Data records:
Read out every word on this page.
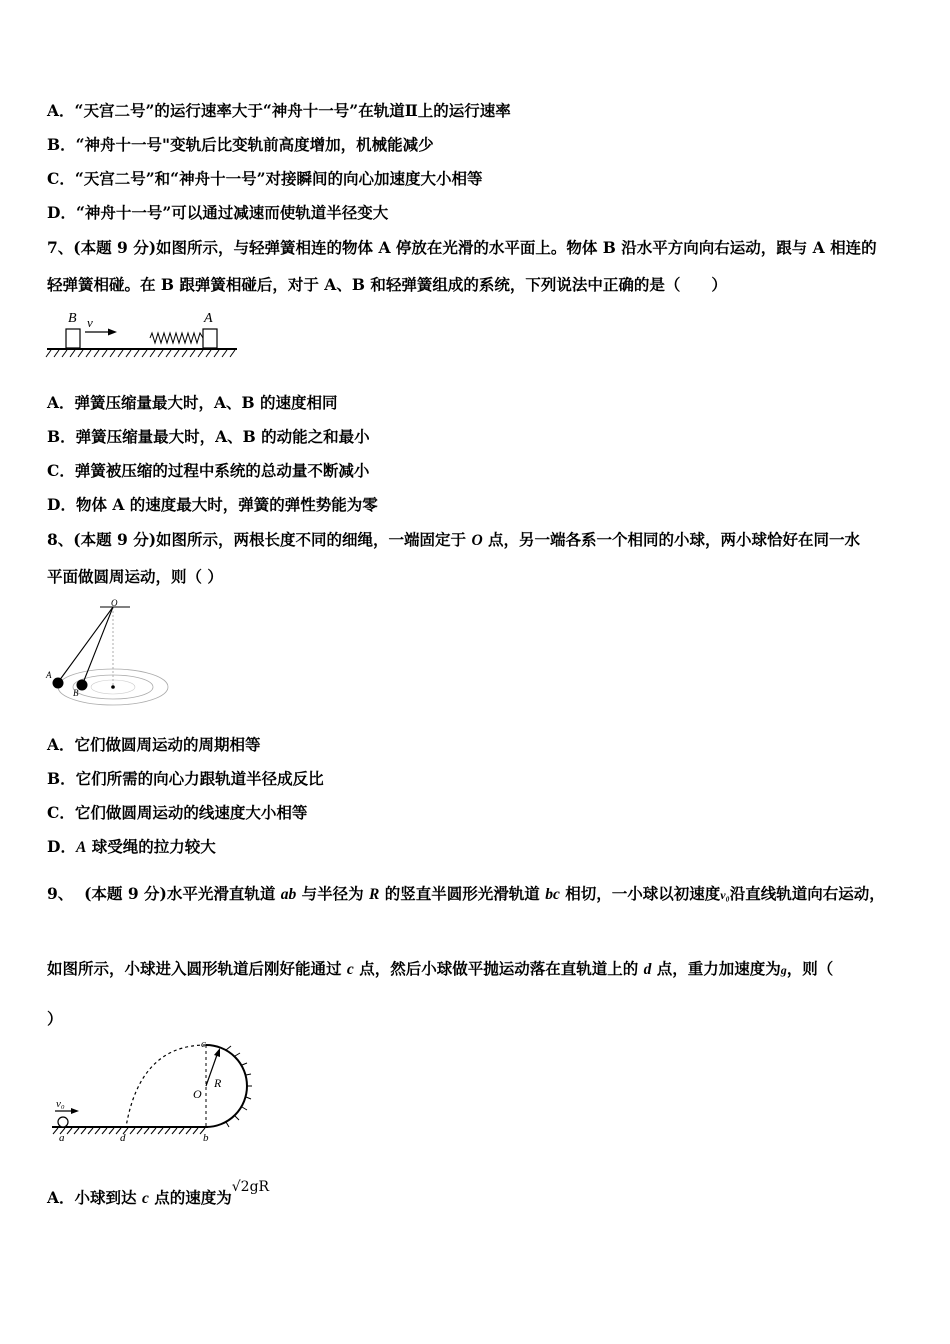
A．“天宫二号”的运行速率大于“神舟十一号”在轨道Ⅱ上的运行速率
B．“神舟十一号"变轨后比变轨前高度增加，机械能减少
C．“天宫二号”和“神舟十一号”对接瞬间的向心加速度大小相等
D．“神舟十一号”可以通过减速而使轨道半径变大
7、(本题 9 分)如图所示，与轻弹簧相连的物体 A 停放在光滑的水平面上。物体 B 沿水平方向向右运动，跟与 A 相连的
轻弹簧相碰。在 B 跟弹簧相碰后，对于 A、B 和轻弹簧组成的系统，下列说法中正确的是（　　）
B v	A
A．弹簧压缩量最大时，A、B 的速度相同
B．弹簧压缩量最大时，A、B 的动能之和最小
C．弹簧被压缩的过程中系统的总动量不断减小
D．物体 A 的速度最大时，弹簧的弹性势能为零
8、(本题 9 分)如图所示，两根长度不同的细绳，一端固定于 O 点，另一端各系一个相同的小球，两小球恰好在同一水
平面做圆周运动，则（ ）
O
A
B
A．它们做圆周运动的周期相等
B．它们所需的向心力跟轨道半径成反比
C．它们做圆周运动的线速度大小相等
D．A 球受绳的拉力较大
9、 (本题 9 分)水平光滑直轨道 ab 与半径为 R 的竖直半圆形光滑轨道 bc 相切，一小球以初速度v₀沿直线轨道向右运动，
如图所示，小球进入圆形轨道后刚好能通过 c 点，然后小球做平抛运动落在直轨道上的 d 点，重力加速度为g，则（
）
v₀
a	d	b
c
O
R
A．小球到达 c 点的速度为√2gR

**Task goal:**
Return the entries unchanged, save for the pictures, which do not belong in the copy.

**Exercise result:**
Read out every word on this page.
A．“天宫二号”的运行速率大于“神舟十一号”在轨道Ⅱ上的运行速率
B．“神舟十一号"变轨后比变轨前高度增加，机械能减少
C．“天宫二号”和“神舟十一号”对接瞬间的向心加速度大小相等
D．“神舟十一号”可以通过减速而使轨道半径变大
7、(本题 9 分)如图所示，与轻弹簧相连的物体 A 停放在光滑的水平面上。物体 B 沿水平方向向右运动，跟与 A 相连的
轻弹簧相碰。在 B 跟弹簧相碰后，对于 A、B 和轻弹簧组成的系统，下列说法中正确的是（　　）
B v	A
A．弹簧压缩量最大时，A、B 的速度相同
B．弹簧压缩量最大时，A、B 的动能之和最小
C．弹簧被压缩的过程中系统的总动量不断减小
D．物体 A 的速度最大时，弹簧的弹性势能为零
8、(本题 9 分)如图所示，两根长度不同的细绳，一端固定于 O 点，另一端各系一个相同的小球，两小球恰好在同一水
平面做圆周运动，则（ ）
O
A
B
A．它们做圆周运动的周期相等
B．它们所需的向心力跟轨道半径成反比
C．它们做圆周运动的线速度大小相等
D．A 球受绳的拉力较大
9、 (本题 9 分)水平光滑直轨道 ab 与半径为 R 的竖直半圆形光滑轨道 bc 相切，一小球以初速度v₀沿直线轨道向右运动，
如图所示，小球进入圆形轨道后刚好能通过 c 点，然后小球做平抛运动落在直轨道上的 d 点，重力加速度为g，则（
）
v₀
a	d	b
c
O
R
A．小球到达 c 点的速度为√2gR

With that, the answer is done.